__Work to complete__: Return all lines with the word "comment" in them.

Stored data entries:
▼
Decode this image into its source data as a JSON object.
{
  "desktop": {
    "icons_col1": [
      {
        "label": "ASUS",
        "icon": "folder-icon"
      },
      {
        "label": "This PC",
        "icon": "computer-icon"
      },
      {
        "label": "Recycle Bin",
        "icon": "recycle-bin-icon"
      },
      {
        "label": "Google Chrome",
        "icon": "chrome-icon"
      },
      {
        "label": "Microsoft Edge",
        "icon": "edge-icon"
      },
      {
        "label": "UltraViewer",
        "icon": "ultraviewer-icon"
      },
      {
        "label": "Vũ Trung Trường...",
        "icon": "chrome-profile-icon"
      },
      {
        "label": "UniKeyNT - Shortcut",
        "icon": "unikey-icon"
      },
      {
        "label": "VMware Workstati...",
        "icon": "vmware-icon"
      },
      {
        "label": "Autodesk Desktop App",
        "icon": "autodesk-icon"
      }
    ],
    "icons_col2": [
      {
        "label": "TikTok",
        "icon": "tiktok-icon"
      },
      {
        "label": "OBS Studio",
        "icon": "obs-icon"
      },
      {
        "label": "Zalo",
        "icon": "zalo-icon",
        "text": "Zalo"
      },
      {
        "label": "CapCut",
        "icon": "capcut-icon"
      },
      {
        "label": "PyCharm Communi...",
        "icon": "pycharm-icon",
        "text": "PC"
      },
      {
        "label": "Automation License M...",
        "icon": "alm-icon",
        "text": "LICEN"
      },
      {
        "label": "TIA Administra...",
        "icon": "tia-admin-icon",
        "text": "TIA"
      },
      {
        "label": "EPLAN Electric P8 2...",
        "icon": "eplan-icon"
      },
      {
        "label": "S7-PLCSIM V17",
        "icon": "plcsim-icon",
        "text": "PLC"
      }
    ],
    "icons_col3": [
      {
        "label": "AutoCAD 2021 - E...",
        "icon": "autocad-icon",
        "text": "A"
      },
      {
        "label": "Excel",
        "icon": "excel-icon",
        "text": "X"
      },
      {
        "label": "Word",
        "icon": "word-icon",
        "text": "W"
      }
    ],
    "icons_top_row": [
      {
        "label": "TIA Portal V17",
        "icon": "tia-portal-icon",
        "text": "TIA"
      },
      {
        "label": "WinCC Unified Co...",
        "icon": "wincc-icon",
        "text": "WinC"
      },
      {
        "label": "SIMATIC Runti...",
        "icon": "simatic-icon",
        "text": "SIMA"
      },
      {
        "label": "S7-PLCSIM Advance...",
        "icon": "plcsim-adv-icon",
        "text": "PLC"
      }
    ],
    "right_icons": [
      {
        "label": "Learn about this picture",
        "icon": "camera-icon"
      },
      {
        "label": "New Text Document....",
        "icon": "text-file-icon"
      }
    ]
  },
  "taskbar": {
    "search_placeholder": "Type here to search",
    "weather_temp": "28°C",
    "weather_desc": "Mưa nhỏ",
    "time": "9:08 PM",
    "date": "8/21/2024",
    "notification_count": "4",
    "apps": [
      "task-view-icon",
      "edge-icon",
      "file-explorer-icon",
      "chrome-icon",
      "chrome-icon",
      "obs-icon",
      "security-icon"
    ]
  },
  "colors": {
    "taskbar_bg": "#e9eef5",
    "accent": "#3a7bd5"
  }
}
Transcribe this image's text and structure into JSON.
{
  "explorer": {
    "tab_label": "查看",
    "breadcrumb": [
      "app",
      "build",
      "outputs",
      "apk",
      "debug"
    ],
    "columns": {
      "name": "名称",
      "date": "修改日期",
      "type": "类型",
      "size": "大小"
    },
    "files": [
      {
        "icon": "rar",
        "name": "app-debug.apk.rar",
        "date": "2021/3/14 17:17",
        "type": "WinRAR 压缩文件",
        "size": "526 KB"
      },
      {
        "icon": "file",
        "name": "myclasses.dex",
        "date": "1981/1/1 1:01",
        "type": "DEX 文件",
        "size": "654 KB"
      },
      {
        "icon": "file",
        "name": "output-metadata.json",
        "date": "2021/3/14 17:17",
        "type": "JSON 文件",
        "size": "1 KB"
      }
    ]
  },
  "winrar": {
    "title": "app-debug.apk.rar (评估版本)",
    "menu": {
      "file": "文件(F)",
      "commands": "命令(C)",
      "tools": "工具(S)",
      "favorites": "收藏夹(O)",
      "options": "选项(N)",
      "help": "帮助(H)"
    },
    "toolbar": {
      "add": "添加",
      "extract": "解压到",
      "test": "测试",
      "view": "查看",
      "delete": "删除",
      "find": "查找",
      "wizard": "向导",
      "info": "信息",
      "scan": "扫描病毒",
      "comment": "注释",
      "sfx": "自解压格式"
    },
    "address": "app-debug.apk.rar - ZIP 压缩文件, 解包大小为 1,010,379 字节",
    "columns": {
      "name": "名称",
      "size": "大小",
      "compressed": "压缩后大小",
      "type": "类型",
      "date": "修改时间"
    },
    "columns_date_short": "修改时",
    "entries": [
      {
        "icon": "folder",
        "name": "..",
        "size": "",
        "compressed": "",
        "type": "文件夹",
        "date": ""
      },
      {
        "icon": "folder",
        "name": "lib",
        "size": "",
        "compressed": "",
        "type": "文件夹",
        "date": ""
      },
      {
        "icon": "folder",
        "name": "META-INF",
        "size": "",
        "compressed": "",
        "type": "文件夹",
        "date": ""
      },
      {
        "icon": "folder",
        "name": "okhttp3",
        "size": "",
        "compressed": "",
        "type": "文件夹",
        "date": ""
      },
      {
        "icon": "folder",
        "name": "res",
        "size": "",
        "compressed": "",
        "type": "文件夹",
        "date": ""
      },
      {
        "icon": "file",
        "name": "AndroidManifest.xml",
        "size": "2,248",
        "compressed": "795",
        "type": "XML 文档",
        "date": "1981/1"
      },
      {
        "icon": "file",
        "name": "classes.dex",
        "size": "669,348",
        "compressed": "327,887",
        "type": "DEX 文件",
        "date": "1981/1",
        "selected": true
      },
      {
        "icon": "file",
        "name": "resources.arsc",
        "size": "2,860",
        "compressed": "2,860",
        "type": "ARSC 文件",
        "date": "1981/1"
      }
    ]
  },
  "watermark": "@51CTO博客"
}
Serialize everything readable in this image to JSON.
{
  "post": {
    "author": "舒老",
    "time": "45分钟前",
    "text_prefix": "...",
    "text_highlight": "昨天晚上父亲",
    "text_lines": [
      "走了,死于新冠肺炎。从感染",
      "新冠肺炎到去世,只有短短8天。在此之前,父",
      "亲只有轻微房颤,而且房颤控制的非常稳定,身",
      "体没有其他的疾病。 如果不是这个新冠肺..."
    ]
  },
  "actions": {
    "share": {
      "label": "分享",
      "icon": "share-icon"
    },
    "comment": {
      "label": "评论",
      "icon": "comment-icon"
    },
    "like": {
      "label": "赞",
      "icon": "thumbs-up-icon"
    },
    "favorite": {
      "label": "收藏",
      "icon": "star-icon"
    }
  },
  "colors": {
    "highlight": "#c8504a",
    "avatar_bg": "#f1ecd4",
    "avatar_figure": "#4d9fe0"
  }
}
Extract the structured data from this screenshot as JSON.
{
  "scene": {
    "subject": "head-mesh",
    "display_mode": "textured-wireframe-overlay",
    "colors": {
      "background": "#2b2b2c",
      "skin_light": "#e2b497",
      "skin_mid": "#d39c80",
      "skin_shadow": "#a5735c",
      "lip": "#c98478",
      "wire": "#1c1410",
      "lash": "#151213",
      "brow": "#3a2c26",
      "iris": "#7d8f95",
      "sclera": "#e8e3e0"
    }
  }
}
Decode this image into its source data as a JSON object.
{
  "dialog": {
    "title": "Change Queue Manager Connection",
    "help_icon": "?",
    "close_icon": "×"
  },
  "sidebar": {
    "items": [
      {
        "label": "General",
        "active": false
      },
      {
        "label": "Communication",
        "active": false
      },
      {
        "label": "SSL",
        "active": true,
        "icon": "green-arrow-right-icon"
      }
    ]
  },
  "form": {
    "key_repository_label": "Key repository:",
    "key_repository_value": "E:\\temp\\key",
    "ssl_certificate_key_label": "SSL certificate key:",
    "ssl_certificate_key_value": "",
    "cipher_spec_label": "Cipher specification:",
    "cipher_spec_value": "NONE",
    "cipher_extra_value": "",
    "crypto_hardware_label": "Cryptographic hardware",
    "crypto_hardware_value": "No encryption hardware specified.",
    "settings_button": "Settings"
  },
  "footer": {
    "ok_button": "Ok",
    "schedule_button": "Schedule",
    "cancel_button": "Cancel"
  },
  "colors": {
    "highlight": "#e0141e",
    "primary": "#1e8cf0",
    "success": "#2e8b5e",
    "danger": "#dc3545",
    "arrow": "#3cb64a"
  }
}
▲
__Response__:
      "comment": "注释",
    "comment": {
      "icon": "comment-icon"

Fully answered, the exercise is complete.